Ich habe u.A. eine Seite (mit Wordpress als CMS) mit mehreren GB Bildern. Pingdom meint: Tested from on April 27 at 20:31:14 
Perf. grade 88/100
Your website is faster than 92% of all tested websites

und gtmetrix sagt: Page Speed Grade: (95%) A  YSlow Grade: (83%) B

weiter unten sieht man dann was man selbst tun kann um die performance weiter zu verbessern, also image größen, js in den footer verschieben, css kombinieren, gzip aktivieren etc. 

Vielleicht arbeitest du dich dort mal durch. Vergleichswerte hast du ja nun ;-)


----------



## shadowcast (28. Apr. 2015)

Danke für die Info. Nginx hatte ich auch schon angedacht. Da käme es einfach mal auf einen Versuch an.
Memcache und XCache laufen bereits, wobei Memcache aber aus Vergleichs- sowie Funktionsgründen nicht auf der Testseite läuft.

Ja Pagespeed ist sicher nicht optimal, sie wollen ja auch selbst Hosting verkaufen. Aber rein aus Vergleichsansicht hatte ich es vor GTMetrix und Pingdom bevorzugt.
Auf der Testseite lade ich immer noch 18 JS-Dateien und knapp 20 CSS Dateien. Sie alle habe ich sogar händisch minimiert und combined. Alles was ich noch habe, wird in irgendeiner Form irgendwo gebraucht.
Der Aufwand von 1000 Zeilen langen JS und CSS Dateien von manchen Kauf-Joomla-Templates herauszufiltern was nun auch benötigt wird ist denkbar hoch. Ich werde dennoch den Schritt gehen, und das Template von 0 an neu anpacken.

Dennoch ist mir auch klar, dass aus Serversicht auch noch einiges an Potential da ist. Ich wollte nun erstmal hier anpacken und vergleichbare Messergebnisse erhalten. Aus einem 75PS Golf wird trotz besten Tunings (Template) halt nunmal keine Rennmaschine.

Enttäuschend war einfach das reine Serverergebnis mit vergleichbar identischer Seite. Aus Hardwaresicht hätte ich schon in Richtung des 1und1 Hostings gehofft, aber bestimmt nicht dass ich mit dem Dedizierten Server und SSDs sogar noch langsamer bin.

Naja die Forschung geht in jeden Fall weiter.
────────
AUFGABEN:
**A.** Schreiben Sie aus der Diskussion zur Website-Performance den Abschnitt ab, der mit „Ja Pagespeed ist“ beginnt und bis einschließlich „Form irgendwo gebraucht.“ reicht.
**B.** Führen Sie die Diskussion zur Website-Performance im Anschluss an ihren letzten Satz weiter.

In einem Datensatz aufgeführte Einträge
────────
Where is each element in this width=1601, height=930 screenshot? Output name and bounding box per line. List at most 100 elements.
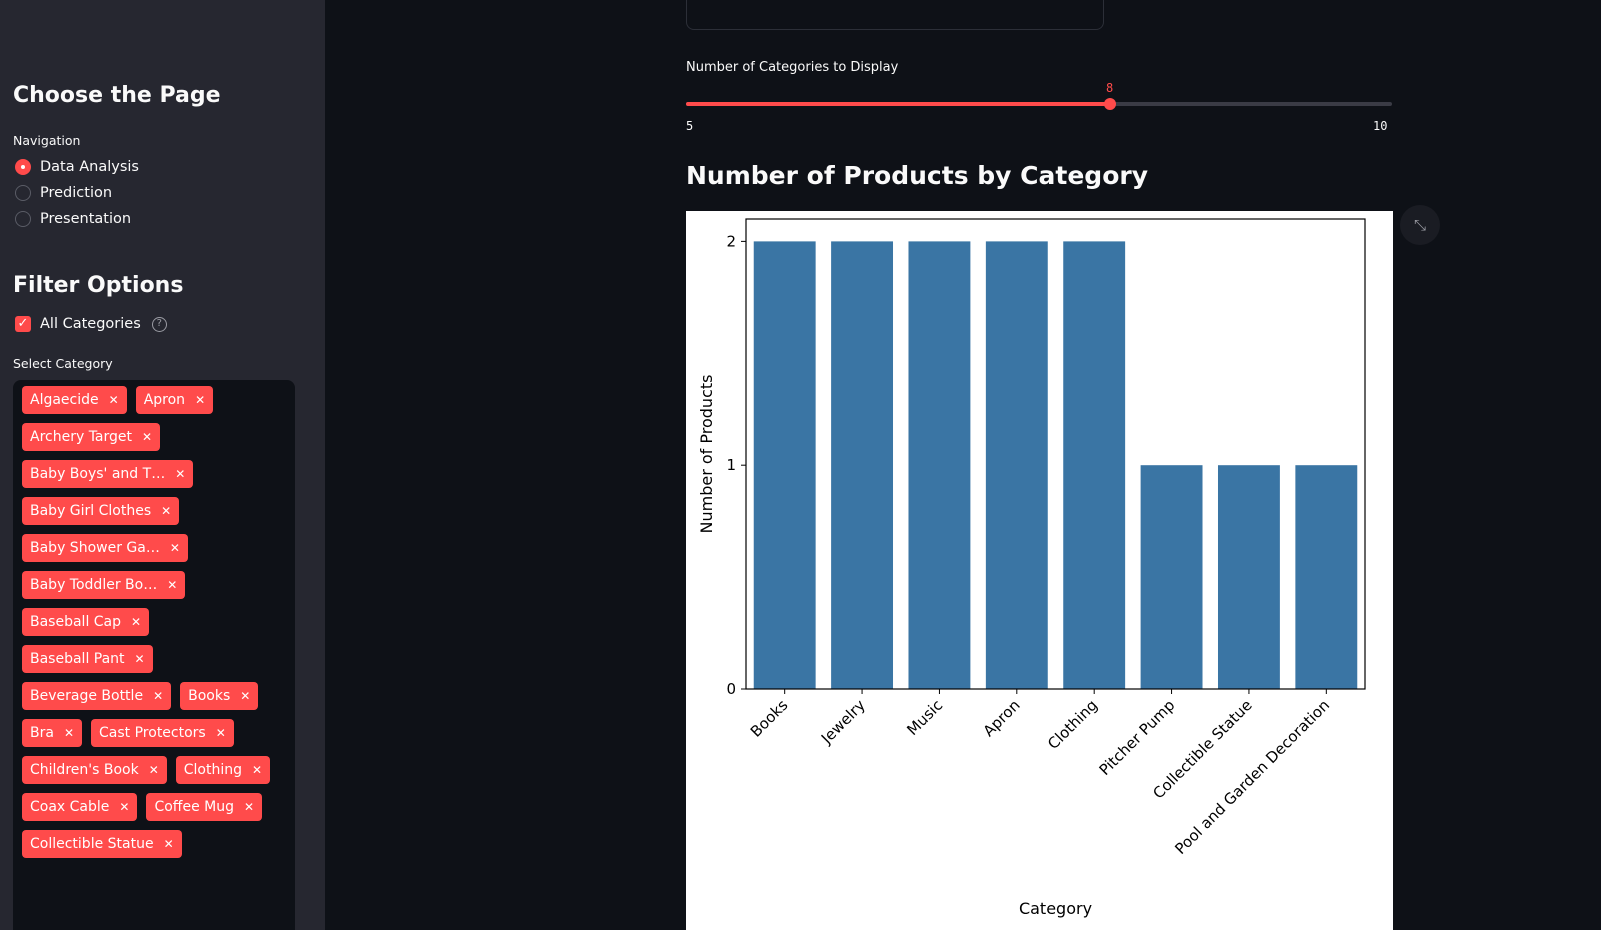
category-tag-label: Coffee Mug bbox=[154, 799, 234, 815]
category-tag[interactable]: Baby Toddler Bo… ✕ bbox=[22, 571, 186, 599]
x-tick-label: Clothing bbox=[1044, 696, 1101, 753]
expand-icon[interactable]: ⤡ bbox=[1400, 205, 1440, 245]
close-icon[interactable]: ✕ bbox=[243, 800, 255, 814]
help-icon[interactable]: ? bbox=[151, 316, 167, 332]
all-categories-checkbox[interactable]: ✓ All Categories ? bbox=[15, 316, 167, 332]
x-tick-label: Jewelry bbox=[817, 696, 869, 748]
y-tick-label: 0 bbox=[726, 680, 736, 698]
category-tag[interactable]: Baseball Pant ✕ bbox=[22, 645, 153, 673]
navigation-label: Navigation bbox=[13, 133, 81, 148]
category-tag[interactable]: Cast Protectors ✕ bbox=[91, 719, 234, 747]
slider-max: 10 bbox=[1373, 119, 1388, 133]
nav-radio-label: Prediction bbox=[40, 185, 113, 201]
close-icon[interactable]: ✕ bbox=[63, 726, 75, 740]
category-tag[interactable]: Beverage Bottle ✕ bbox=[22, 682, 172, 710]
slider-min: 5 bbox=[686, 119, 694, 133]
bar-pitcher-pump bbox=[1140, 465, 1203, 689]
category-tag-label: Baby Toddler Bo… bbox=[30, 577, 158, 593]
category-tag-label: Children's Book bbox=[30, 762, 139, 778]
category-tag[interactable]: Baby Shower Ga… ✕ bbox=[22, 534, 188, 562]
close-icon[interactable]: ✕ bbox=[167, 578, 178, 592]
nav-radio-data-analysis[interactable]: Data Analysis bbox=[15, 159, 139, 175]
category-tag[interactable]: Coffee Mug ✕ bbox=[146, 793, 263, 821]
radio-button[interactable] bbox=[15, 185, 31, 201]
category-tag-label: Baby Shower Ga… bbox=[30, 540, 160, 556]
category-multiselect[interactable]: Algaecide ✕ Apron ✕ Archery Target ✕ Baby Boys… bbox=[13, 380, 295, 930]
nav-radio-label: Presentation bbox=[40, 211, 132, 227]
category-tag-label: Coax Cable bbox=[30, 799, 110, 815]
x-tick-label: Books bbox=[747, 696, 792, 741]
bar-collectible-statue bbox=[1217, 465, 1280, 689]
x-tick-label: Music bbox=[903, 696, 946, 739]
data-table-edge bbox=[686, 0, 1104, 30]
close-icon[interactable]: ✕ bbox=[119, 800, 130, 814]
category-tag[interactable]: Children's Book ✕ bbox=[22, 756, 167, 784]
slider-track-fill bbox=[686, 102, 1110, 106]
radio-button[interactable] bbox=[15, 211, 31, 227]
close-icon[interactable]: ✕ bbox=[252, 763, 263, 777]
close-icon[interactable]: ✕ bbox=[195, 393, 206, 407]
y-tick-label: 2 bbox=[726, 232, 736, 250]
category-tag-label: Bra bbox=[30, 725, 54, 741]
category-tag-label: Books bbox=[188, 688, 231, 704]
close-icon[interactable]: ✕ bbox=[148, 763, 159, 777]
nav-radio-presentation[interactable]: Presentation bbox=[15, 211, 131, 227]
category-tag-label: Baby Boys' and T… bbox=[30, 466, 166, 482]
bar-clothing bbox=[1063, 241, 1126, 689]
all-categories-label: All Categories bbox=[40, 316, 141, 332]
close-icon[interactable]: ✕ bbox=[169, 541, 180, 555]
category-tag[interactable]: Books ✕ bbox=[180, 682, 259, 710]
category-tag[interactable]: Clothing ✕ bbox=[175, 756, 271, 784]
chart-title: Number of Products by Category bbox=[686, 161, 1148, 190]
sidebar: Choose the Page Navigation Data Analysis… bbox=[0, 0, 325, 930]
category-tag[interactable]: Coax Cable ✕ bbox=[22, 793, 138, 821]
close-icon[interactable]: ✕ bbox=[163, 837, 174, 851]
nav-radio-prediction[interactable]: Prediction bbox=[15, 185, 112, 201]
category-tag[interactable]: Bra ✕ bbox=[22, 719, 83, 747]
x-tick-label: Pool and Garden Decoration bbox=[1171, 696, 1333, 858]
bar-books bbox=[753, 241, 816, 689]
category-tag[interactable]: Archery Target ✕ bbox=[22, 423, 161, 451]
slider-value: 8 bbox=[1105, 81, 1114, 95]
close-icon[interactable]: ✕ bbox=[134, 652, 145, 666]
plot-frame bbox=[745, 218, 1366, 690]
category-tag[interactable]: Baby Boys' and T… ✕ bbox=[22, 460, 194, 488]
x-tick-label: Pitcher Pump bbox=[1096, 696, 1179, 779]
close-icon[interactable]: ✕ bbox=[142, 430, 153, 444]
category-tag-label: Beverage Bottle bbox=[30, 688, 144, 704]
bar-pool-and-garden-decoration bbox=[1295, 465, 1358, 689]
category-tag-label: Archery Target bbox=[30, 429, 133, 445]
category-tag-label: Apron bbox=[143, 392, 186, 408]
category-tag-label: Baseball Pant bbox=[30, 651, 125, 667]
x-axis-label: Category bbox=[1019, 899, 1092, 918]
page-heading: Choose the Page bbox=[13, 83, 221, 108]
slider-thumb[interactable] bbox=[1103, 98, 1116, 110]
category-tag[interactable]: Collectible Statue ✕ bbox=[22, 830, 182, 858]
close-icon[interactable]: ✕ bbox=[131, 615, 142, 629]
radio-button[interactable] bbox=[15, 159, 31, 175]
category-tag[interactable]: Algaecide ✕ bbox=[22, 386, 127, 414]
close-icon[interactable]: ✕ bbox=[175, 467, 186, 481]
select-category-label: Select Category bbox=[13, 356, 113, 371]
slider-label: Number of Categories to Display bbox=[686, 60, 899, 75]
y-axis-label: Number of Products bbox=[697, 375, 716, 534]
category-tag-label: Collectible Statue bbox=[30, 836, 154, 852]
category-tag-label: Cast Protectors bbox=[99, 725, 206, 741]
category-tag-label: Algaecide bbox=[30, 392, 99, 408]
close-icon[interactable]: ✕ bbox=[240, 689, 251, 703]
close-icon[interactable]: ✕ bbox=[153, 689, 164, 703]
y-tick-label: 1 bbox=[726, 456, 736, 474]
bar-jewelry bbox=[831, 241, 894, 689]
category-tag[interactable]: Baseball Cap ✕ bbox=[22, 608, 150, 636]
chart-container: Books Jewelry Music Apron Clothing Pitcher Pu… bbox=[686, 211, 1393, 930]
nav-radio-label: Data Analysis bbox=[40, 159, 139, 175]
x-tick-label: Apron bbox=[980, 696, 1024, 740]
close-icon[interactable]: ✕ bbox=[161, 504, 172, 518]
category-tag[interactable]: Apron ✕ bbox=[135, 386, 214, 414]
bar-music bbox=[908, 241, 971, 689]
close-icon[interactable]: ✕ bbox=[108, 393, 119, 407]
close-icon[interactable]: ✕ bbox=[215, 726, 226, 740]
category-tag-label: Baseball Cap bbox=[30, 614, 122, 630]
category-tag[interactable]: Baby Girl Clothes ✕ bbox=[22, 497, 180, 525]
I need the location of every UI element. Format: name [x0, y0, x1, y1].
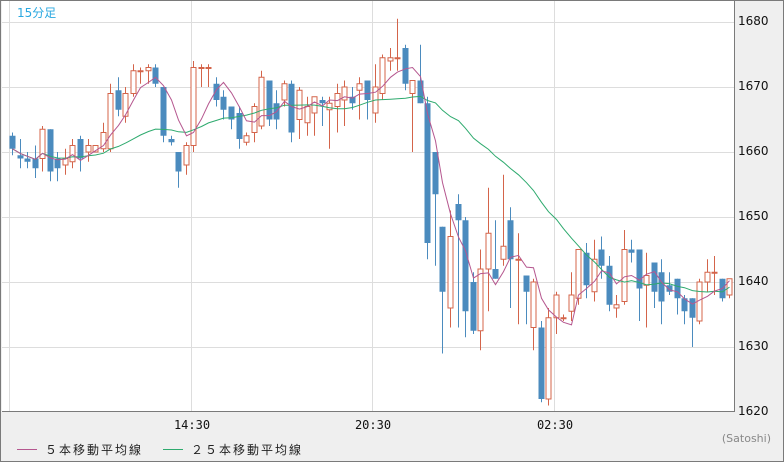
────────
ANTWORTEN:
**A.**
Ja Pagespeed ist sicher nicht optimal, sie wollen ja auch selbst Hosting verkaufen. Aber rein aus Vergleichsansicht hatte ich es vor GTMetrix und Pingdom bevorzugt.
Auf der Testseite lade ich immer noch 18 JS-Dateien und knapp 20 CSS Dateien. Sie alle habe ich sogar händisch minimiert und combined. Alles was ich noch habe, wird in irgendeiner Form irgendwo gebraucht.

**B.**
Joomla, Cachings und vor allem das Template pack ich erst an, wenn der Server die Seite vergleichbar mit dem 1und1 Hosting in 3-5s ausspuckt. Denn hier erwarte ich mind. einen Zeitaufwand von 40h, bis das neue Template, was ich von 0 an selbst erstellen werde wieder so läuft wie jetzt.

LG


----------



## nowayback (28. Apr. 2015)

hi,
ich habe von memcache*d* geredet und nicht von memcache. das sind riesige performanceunterschiede. 
bei deinem hetzner server sind ja 2 ssd's im softraid 1. wenn es dir nur auf performance ankommt, dann umstellen auf raid 0. ich selbst nutze, weil mir sicherheit und performance wichtig ist ein raid 5 mit 3 ssds, aber ssds sind halt nicht alleine für die performance verantwortlich, sie geben nur einen guten schub. du kannst auch mal gucken ob du unnütze apache2 plugins laufen hast, oder ob ein wechsel zu php-fpm bei dir was bringt. ich hatte mit php-fpm und apache in einem testsystem eine steigerung von rund 5% verbuchen können im vergleich zu fastcgi, aber das hängt immer vom anwendungsfall ab. 
vielleicht liegt dein flaschenhals aber auch nicht am webserver sondern am nicht/falsch konfigurierten mysql server oder zumindest nicht optimierten mysql server. hier hilft vielleicht noch mysqltuner.pl (einfach ma googlen nach nem link).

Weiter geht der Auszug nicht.